## MATERIAL PROVIDED
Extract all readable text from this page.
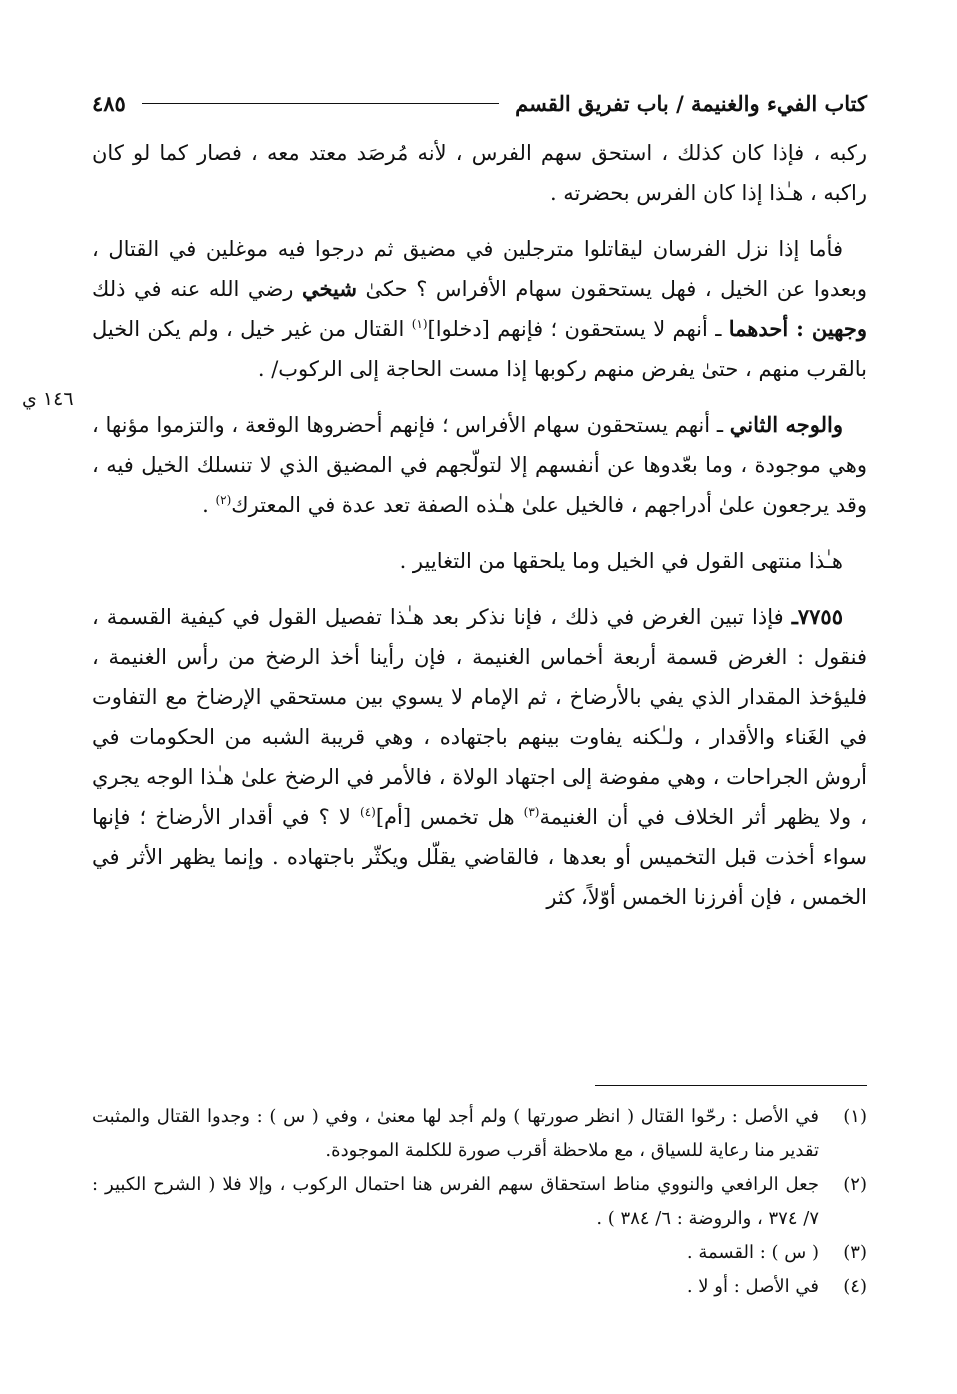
كتاب الفيء والغنيمة / باب تفريق القسم
٤٨٥
١٤٦ ي

ركبه ، فإذا كان كذلك ، استحق سهم الفرس ، لأنه مُرصَد معتد معه ، فصار كما لو كان راكبه ، هـٰذا إذا كان الفرس بحضرته .

فأما إذا نزل الفرسان ليقاتلوا مترجلين في مضيق ثم درجوا فيه موغلين في القتال ، وبعدوا عن الخيل ، فهل يستحقون سهام الأفراس ؟ حكىٰ شيخي رضي الله عنه في ذلك وجهين : أحدهما ـ أنهم لا يستحقون ؛ فإنهم [دخلوا]$^{(١)}$ القتال من غير خيل ، ولم يكن الخيل بالقرب منهم ، حتىٰ يفرض منهم ركوبها إذا مست الحاجة إلى الركوب/ .

والوجه الثاني ـ أنهم يستحقون سهام الأفراس ؛ فإنهم أحضروها الوقعة ، والتزموا مؤنها ، وهي موجودة ، وما بعّدوها عن أنفسهم إلا لتولّجهم في المضيق الذي لا تنسلك الخيل فيه ، وقد يرجعون علىٰ أدراجهم ، فالخيل علىٰ هـٰذه الصفة تعد عدة في المعترك$^{(٢)}$ .

هـٰذا منتهى القول في الخيل وما يلحقها من التغايير .

٧٧٥٥ـ فإذا تبين الغرض في ذلك ، فإنا نذكر بعد هـٰذا تفصيل القول في كيفية القسمة ، فنقول : الغرض قسمة أربعة أخماس الغنيمة ، فإن رأينا أخذ الرضخ من رأس الغنيمة ، فليؤخذ المقدار الذي يفي بالأرضاخ ، ثم الإمام لا يسوي بين مستحقي الإرضاخ مع التفاوت في الغَناء والأقدار ، ولـٰكنه يفاوت بينهم باجتهاده ، وهي قريبة الشبه من الحكومات في أروش الجراحات ، وهي مفوضة إلى اجتهاد الولاة ، فالأمر في الرضخ علىٰ هـٰذا الوجه يجري ، ولا يظهر أثر الخلاف في أن الغنيمة$^{(٣)}$ هل تخمس [أم]$^{(٤)}$ لا ؟ في أقدار الأرضاخ ؛ فإنها سواء أخذت قبل التخميس أو بعدها ، فالقاضي يقلّل ويكثّر باجتهاده . وإنما يظهر الأثر في الخمس ، فإن أفرزنا الخمس أوّلاً، كثر

(١)
في الأصل : رحّوا القتال ( انظر صورتها ) ولم أجد لها معنىٰ ، وفي ( س ) : وجدوا القتال والمثبت تقدير منا رعاية للسياق ، مع ملاحظة أقرب صورة للكلمة الموجودة.
(٢)
جعل الرافعي والنووي مناط استحقاق سهم الفرس هنا احتمال الركوب ، وإلا فلا ( الشرح الكبير : ٧/ ٣٧٤ ، والروضة : ٦/ ٣٨٤ ) .
(٣)
( س ) : القسمة .
(٤)
في الأصل : أو لا .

## WRITTEN EXERCISE
Among the records above, find each line holding the string "الركوب" and pull it out.

## FULL SOLUTION
فأما إذا نزل الفرسان ليقاتلوا مترجلين في مضيق ثم درجوا فيه موغلين في القتال ، وبعدوا عن الخيل ، فهل يستحقون سهام الأفراس ؟ حكىٰ شيخي رضي الله عنه في ذلك وجهين : أحدهما ـ أنهم لا يستحقون ؛ فإنهم [دخلوا]$^{(١)}$ القتال من غير خيل ، ولم يكن الخيل بالقرب منهم ، حتىٰ يفرض منهم ركوبها إذا مست الحاجة إلى الركوب/ .
جعل الرافعي والنووي مناط استحقاق سهم الفرس هنا احتمال الركوب ، وإلا فلا ( الشرح الكبير : ٧/ ٣٧٤ ، والروضة : ٦/ ٣٨٤ ) .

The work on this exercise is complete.